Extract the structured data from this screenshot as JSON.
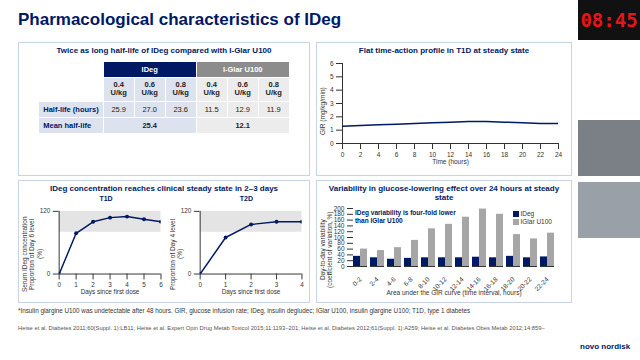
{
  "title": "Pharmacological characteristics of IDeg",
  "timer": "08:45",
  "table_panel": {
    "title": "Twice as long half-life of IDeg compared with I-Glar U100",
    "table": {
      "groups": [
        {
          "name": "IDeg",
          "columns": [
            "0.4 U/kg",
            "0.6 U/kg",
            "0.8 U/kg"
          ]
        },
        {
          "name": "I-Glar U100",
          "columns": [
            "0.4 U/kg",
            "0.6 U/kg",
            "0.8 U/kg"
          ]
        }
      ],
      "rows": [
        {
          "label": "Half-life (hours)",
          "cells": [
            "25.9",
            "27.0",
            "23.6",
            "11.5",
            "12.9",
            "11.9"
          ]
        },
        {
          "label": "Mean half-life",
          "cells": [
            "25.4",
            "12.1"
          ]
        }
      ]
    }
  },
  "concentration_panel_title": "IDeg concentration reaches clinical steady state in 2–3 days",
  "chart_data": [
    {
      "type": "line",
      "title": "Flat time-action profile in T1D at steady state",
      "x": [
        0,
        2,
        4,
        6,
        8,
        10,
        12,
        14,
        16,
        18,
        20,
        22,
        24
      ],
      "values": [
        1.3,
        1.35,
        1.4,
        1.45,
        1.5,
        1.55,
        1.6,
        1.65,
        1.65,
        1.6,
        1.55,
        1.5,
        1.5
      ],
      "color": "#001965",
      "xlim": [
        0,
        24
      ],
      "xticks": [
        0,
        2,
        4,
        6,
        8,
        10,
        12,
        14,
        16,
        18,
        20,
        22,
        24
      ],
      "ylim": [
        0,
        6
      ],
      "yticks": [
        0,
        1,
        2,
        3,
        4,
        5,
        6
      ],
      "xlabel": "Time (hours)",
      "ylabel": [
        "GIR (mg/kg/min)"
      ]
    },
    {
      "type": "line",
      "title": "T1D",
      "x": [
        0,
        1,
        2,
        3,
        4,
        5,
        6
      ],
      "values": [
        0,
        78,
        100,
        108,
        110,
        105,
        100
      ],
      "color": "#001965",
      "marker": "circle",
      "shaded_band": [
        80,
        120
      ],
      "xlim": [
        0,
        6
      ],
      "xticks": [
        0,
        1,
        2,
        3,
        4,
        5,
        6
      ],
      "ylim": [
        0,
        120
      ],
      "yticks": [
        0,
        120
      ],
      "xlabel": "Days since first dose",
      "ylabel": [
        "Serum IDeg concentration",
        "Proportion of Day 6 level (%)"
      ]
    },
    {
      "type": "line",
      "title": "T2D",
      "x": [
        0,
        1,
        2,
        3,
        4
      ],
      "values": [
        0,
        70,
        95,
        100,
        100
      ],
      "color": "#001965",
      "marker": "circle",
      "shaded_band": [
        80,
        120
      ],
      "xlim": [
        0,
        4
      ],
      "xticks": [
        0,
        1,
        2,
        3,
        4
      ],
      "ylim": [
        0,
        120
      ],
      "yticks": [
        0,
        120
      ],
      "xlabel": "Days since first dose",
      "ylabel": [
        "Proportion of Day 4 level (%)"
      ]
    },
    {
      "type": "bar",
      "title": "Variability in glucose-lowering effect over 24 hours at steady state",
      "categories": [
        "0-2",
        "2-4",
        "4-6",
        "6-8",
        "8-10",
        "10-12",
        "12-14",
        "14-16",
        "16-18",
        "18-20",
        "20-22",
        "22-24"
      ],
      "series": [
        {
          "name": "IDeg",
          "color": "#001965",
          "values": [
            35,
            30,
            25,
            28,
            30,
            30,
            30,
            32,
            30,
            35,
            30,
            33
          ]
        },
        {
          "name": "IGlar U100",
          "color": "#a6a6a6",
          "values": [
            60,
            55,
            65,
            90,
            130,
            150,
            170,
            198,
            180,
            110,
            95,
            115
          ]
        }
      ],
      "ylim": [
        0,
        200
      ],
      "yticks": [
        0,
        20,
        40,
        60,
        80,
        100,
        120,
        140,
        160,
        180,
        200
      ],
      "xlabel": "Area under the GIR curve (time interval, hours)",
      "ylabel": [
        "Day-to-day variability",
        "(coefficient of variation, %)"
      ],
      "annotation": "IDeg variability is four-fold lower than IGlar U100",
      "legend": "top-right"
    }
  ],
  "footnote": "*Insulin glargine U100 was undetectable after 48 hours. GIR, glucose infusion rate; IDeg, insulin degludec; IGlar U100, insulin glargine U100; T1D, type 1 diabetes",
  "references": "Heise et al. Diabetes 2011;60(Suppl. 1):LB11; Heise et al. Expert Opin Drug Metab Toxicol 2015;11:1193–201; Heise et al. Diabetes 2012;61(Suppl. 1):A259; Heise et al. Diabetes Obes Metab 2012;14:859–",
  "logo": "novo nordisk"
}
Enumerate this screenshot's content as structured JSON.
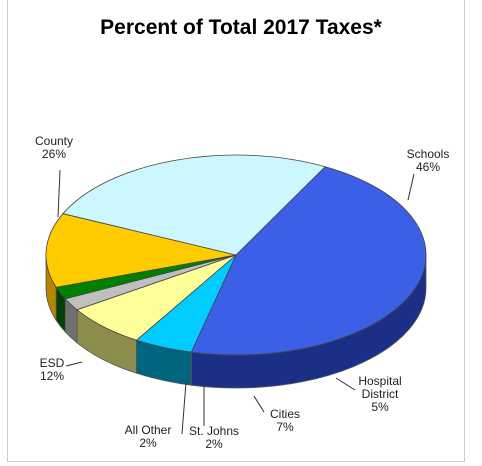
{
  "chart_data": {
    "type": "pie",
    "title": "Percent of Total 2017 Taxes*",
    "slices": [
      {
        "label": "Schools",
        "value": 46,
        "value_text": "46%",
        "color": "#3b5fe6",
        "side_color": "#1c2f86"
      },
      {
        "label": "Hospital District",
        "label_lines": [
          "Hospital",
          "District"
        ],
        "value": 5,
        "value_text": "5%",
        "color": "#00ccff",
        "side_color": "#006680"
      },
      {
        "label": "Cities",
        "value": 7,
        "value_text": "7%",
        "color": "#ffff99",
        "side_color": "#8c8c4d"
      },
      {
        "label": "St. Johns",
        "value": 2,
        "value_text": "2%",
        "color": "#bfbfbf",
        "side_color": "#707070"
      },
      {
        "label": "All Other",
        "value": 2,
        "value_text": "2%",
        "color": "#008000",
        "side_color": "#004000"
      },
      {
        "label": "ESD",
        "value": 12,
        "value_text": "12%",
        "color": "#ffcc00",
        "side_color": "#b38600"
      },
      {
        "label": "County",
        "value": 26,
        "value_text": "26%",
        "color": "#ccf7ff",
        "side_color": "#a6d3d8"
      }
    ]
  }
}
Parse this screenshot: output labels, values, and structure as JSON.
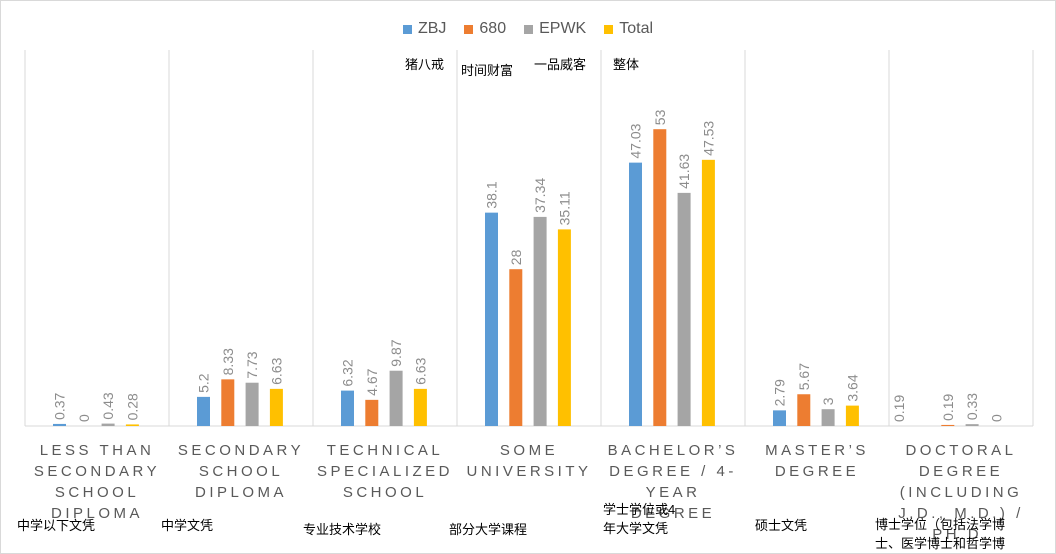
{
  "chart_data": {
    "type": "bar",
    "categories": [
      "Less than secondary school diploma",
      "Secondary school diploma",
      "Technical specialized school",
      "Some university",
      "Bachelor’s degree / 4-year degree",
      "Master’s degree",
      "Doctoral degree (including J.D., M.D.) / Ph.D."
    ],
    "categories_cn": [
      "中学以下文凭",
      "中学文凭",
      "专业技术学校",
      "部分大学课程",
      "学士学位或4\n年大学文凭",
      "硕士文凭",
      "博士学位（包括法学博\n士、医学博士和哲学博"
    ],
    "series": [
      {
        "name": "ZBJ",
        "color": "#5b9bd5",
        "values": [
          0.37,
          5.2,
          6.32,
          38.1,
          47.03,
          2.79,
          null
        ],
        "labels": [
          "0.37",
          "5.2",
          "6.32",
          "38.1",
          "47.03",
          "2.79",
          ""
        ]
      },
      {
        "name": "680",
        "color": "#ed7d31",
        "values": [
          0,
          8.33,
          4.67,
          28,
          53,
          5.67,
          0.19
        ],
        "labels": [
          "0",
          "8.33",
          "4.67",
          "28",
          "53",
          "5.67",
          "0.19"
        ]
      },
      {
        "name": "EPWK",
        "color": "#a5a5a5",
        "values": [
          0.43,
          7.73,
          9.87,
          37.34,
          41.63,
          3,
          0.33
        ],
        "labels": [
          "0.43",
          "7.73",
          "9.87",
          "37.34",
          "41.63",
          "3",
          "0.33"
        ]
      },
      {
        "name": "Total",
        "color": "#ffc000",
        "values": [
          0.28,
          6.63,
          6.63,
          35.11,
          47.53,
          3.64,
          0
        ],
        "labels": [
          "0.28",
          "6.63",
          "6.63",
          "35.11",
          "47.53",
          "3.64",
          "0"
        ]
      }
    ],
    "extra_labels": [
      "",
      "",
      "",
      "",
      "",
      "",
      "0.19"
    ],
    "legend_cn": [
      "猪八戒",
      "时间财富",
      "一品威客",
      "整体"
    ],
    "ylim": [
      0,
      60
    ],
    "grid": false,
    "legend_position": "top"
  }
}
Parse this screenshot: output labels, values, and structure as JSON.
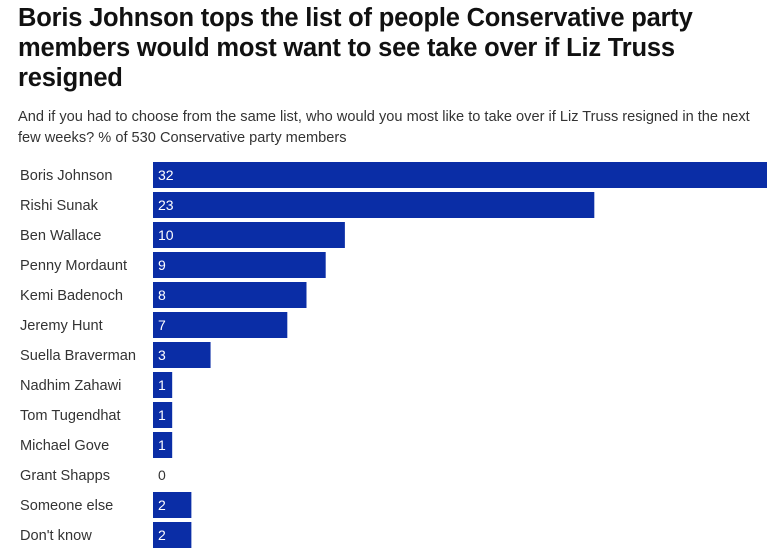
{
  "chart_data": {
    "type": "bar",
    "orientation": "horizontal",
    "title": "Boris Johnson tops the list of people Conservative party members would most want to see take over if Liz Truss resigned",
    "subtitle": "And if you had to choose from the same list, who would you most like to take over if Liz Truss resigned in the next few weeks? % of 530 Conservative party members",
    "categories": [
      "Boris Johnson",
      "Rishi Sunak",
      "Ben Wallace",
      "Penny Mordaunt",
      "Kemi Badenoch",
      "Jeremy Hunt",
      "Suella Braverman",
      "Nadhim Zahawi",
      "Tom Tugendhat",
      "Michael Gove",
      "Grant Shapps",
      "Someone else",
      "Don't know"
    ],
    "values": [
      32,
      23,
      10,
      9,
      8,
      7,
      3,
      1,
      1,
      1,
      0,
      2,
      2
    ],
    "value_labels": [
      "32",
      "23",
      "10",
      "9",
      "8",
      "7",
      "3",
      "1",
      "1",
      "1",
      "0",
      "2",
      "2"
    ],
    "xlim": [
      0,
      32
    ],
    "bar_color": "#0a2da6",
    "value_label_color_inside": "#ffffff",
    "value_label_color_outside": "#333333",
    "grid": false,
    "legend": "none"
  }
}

- Directions
Collect the complete line wherever the string "diploma" appears in the records.

- Answer to the task
      "Less than secondary school diploma",
      "Secondary school diploma",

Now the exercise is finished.